• [Task to complete] Collect every line in the records below that contains the word "title".

---+---

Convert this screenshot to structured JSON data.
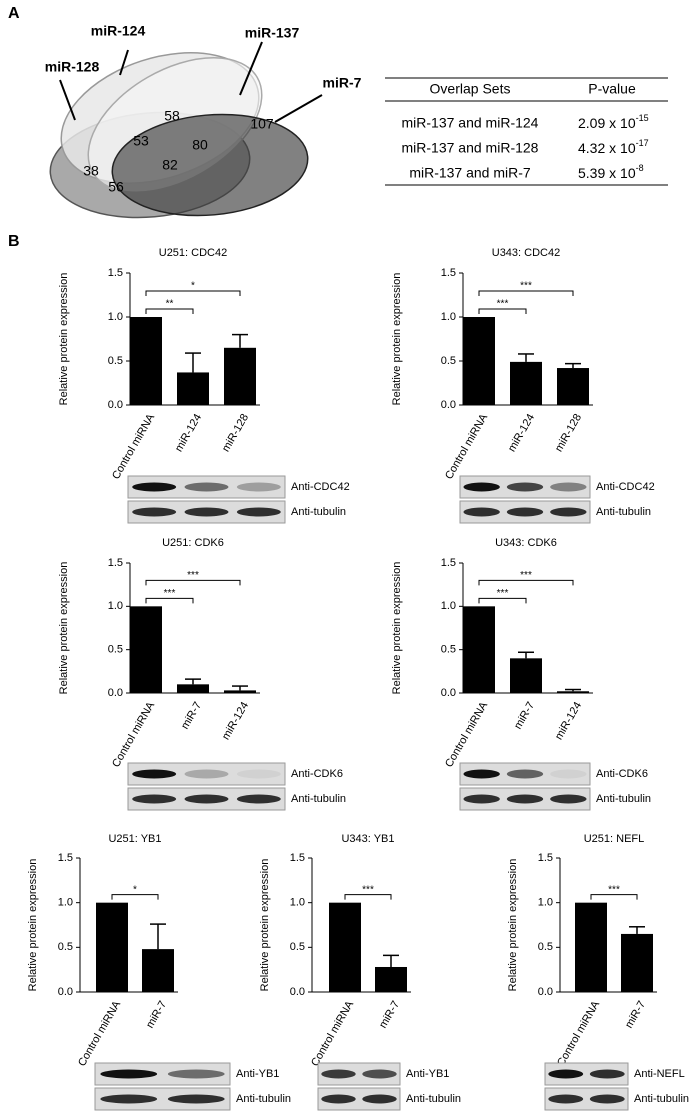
{
  "panel_a": {
    "label": "A",
    "venn": {
      "sets": [
        "miR-124",
        "miR-137",
        "miR-128",
        "miR-7"
      ],
      "regions": [
        "58",
        "107",
        "53",
        "80",
        "38",
        "82",
        "56"
      ]
    },
    "table": {
      "headers": [
        "Overlap Sets",
        "P-value"
      ],
      "rows": [
        [
          "miR-137 and miR-124",
          {
            "base": "2.09 x 10",
            "exponent": "-15"
          }
        ],
        [
          "miR-137 and miR-128",
          {
            "base": "4.32 x 10",
            "exponent": "-17"
          }
        ],
        [
          "miR-137 and miR-7",
          {
            "base": "5.39 x 10",
            "exponent": "-8"
          }
        ]
      ]
    }
  },
  "panel_b": {
    "label": "B"
  },
  "chart_data": [
    {
      "type": "bar",
      "title": "U251: CDC42",
      "y_label": "Relative protein expression",
      "categories": [
        "Control miRNA",
        "miR-124",
        "miR-128"
      ],
      "values": [
        1.0,
        0.37,
        0.65
      ],
      "errors": [
        0,
        0.22,
        0.15
      ],
      "color": "#000000",
      "ylim": [
        0,
        1.5
      ],
      "yticks": [
        {
          "value": 0,
          "label": "0.0"
        },
        {
          "value": 0.5,
          "label": "0.5"
        },
        {
          "value": 1,
          "label": "1.0"
        },
        {
          "value": 1.5,
          "label": "1.5"
        }
      ],
      "significance": [
        {
          "label": "**",
          "pair": [
            "Control miRNA",
            "miR-124"
          ]
        },
        {
          "label": "*",
          "pair": [
            "Control miRNA",
            "miR-128"
          ]
        }
      ],
      "blots": [
        "Anti-CDC42",
        "Anti-tubulin"
      ]
    },
    {
      "type": "bar",
      "title": "U343: CDC42",
      "y_label": "Relative protein expression",
      "categories": [
        "Control miRNA",
        "miR-124",
        "miR-128"
      ],
      "values": [
        1.0,
        0.49,
        0.42
      ],
      "errors": [
        0,
        0.09,
        0.05
      ],
      "color": "#000000",
      "ylim": [
        0,
        1.5
      ],
      "yticks": [
        {
          "value": 0,
          "label": "0.0"
        },
        {
          "value": 0.5,
          "label": "0.5"
        },
        {
          "value": 1,
          "label": "1.0"
        },
        {
          "value": 1.5,
          "label": "1.5"
        }
      ],
      "significance": [
        {
          "label": "***",
          "pair": [
            "Control miRNA",
            "miR-124"
          ]
        },
        {
          "label": "***",
          "pair": [
            "Control miRNA",
            "miR-128"
          ]
        }
      ],
      "blots": [
        "Anti-CDC42",
        "Anti-tubulin"
      ]
    },
    {
      "type": "bar",
      "title": "U251: CDK6",
      "y_label": "Relative protein expression",
      "categories": [
        "Control miRNA",
        "miR-7",
        "miR-124"
      ],
      "values": [
        1.0,
        0.1,
        0.03
      ],
      "errors": [
        0,
        0.06,
        0.05
      ],
      "color": "#000000",
      "ylim": [
        0,
        1.5
      ],
      "yticks": [
        {
          "value": 0,
          "label": "0.0"
        },
        {
          "value": 0.5,
          "label": "0.5"
        },
        {
          "value": 1,
          "label": "1.0"
        },
        {
          "value": 1.5,
          "label": "1.5"
        }
      ],
      "significance": [
        {
          "label": "***",
          "pair": [
            "Control miRNA",
            "miR-7"
          ]
        },
        {
          "label": "***",
          "pair": [
            "Control miRNA",
            "miR-124"
          ]
        }
      ],
      "blots": [
        "Anti-CDK6",
        "Anti-tubulin"
      ]
    },
    {
      "type": "bar",
      "title": "U343: CDK6",
      "y_label": "Relative protein expression",
      "categories": [
        "Control miRNA",
        "miR-7",
        "miR-124"
      ],
      "values": [
        1.0,
        0.4,
        0.02
      ],
      "errors": [
        0,
        0.07,
        0.02
      ],
      "color": "#000000",
      "ylim": [
        0,
        1.5
      ],
      "yticks": [
        {
          "value": 0,
          "label": "0.0"
        },
        {
          "value": 0.5,
          "label": "0.5"
        },
        {
          "value": 1,
          "label": "1.0"
        },
        {
          "value": 1.5,
          "label": "1.5"
        }
      ],
      "significance": [
        {
          "label": "***",
          "pair": [
            "Control miRNA",
            "miR-7"
          ]
        },
        {
          "label": "***",
          "pair": [
            "Control miRNA",
            "miR-124"
          ]
        }
      ],
      "blots": [
        "Anti-CDK6",
        "Anti-tubulin"
      ]
    },
    {
      "type": "bar",
      "title": "U251: YB1",
      "y_label": "Relative protein expression",
      "categories": [
        "Control miRNA",
        "miR-7"
      ],
      "values": [
        1.0,
        0.48
      ],
      "errors": [
        0,
        0.28
      ],
      "color": "#000000",
      "ylim": [
        0,
        1.5
      ],
      "yticks": [
        {
          "value": 0,
          "label": "0.0"
        },
        {
          "value": 0.5,
          "label": "0.5"
        },
        {
          "value": 1,
          "label": "1.0"
        },
        {
          "value": 1.5,
          "label": "1.5"
        }
      ],
      "significance": [
        {
          "label": "*",
          "pair": [
            "Control miRNA",
            "miR-7"
          ]
        }
      ],
      "blots": [
        "Anti-YB1",
        "Anti-tubulin"
      ]
    },
    {
      "type": "bar",
      "title": "U343: YB1",
      "y_label": "Relative protein expression",
      "categories": [
        "Control miRNA",
        "miR-7"
      ],
      "values": [
        1.0,
        0.28
      ],
      "errors": [
        0,
        0.13
      ],
      "color": "#000000",
      "ylim": [
        0,
        1.5
      ],
      "yticks": [
        {
          "value": 0,
          "label": "0.0"
        },
        {
          "value": 0.5,
          "label": "0.5"
        },
        {
          "value": 1,
          "label": "1.0"
        },
        {
          "value": 1.5,
          "label": "1.5"
        }
      ],
      "significance": [
        {
          "label": "***",
          "pair": [
            "Control miRNA",
            "miR-7"
          ]
        }
      ],
      "blots": [
        "Anti-YB1",
        "Anti-tubulin"
      ]
    },
    {
      "type": "bar",
      "title": "U251: NEFL",
      "y_label": "Relative protein expression",
      "categories": [
        "Control miRNA",
        "miR-7"
      ],
      "values": [
        1.0,
        0.65
      ],
      "errors": [
        0,
        0.08
      ],
      "color": "#000000",
      "ylim": [
        0,
        1.5
      ],
      "yticks": [
        {
          "value": 0,
          "label": "0.0"
        },
        {
          "value": 0.5,
          "label": "0.5"
        },
        {
          "value": 1,
          "label": "1.0"
        },
        {
          "value": 1.5,
          "label": "1.5"
        }
      ],
      "significance": [
        {
          "label": "***",
          "pair": [
            "Control miRNA",
            "miR-7"
          ]
        }
      ],
      "blots": [
        "Anti-NEFL",
        "Anti-tubulin"
      ]
    }
  ]
}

---+---

• [Result of this task]
      "title": "U251: CDC42",
      "title": "U343: CDC42",
      "title": "U251: CDK6",
      "title": "U343: CDK6",
      "title": "U251: YB1",
      "title": "U343: YB1",
      "title": "U251: NEFL",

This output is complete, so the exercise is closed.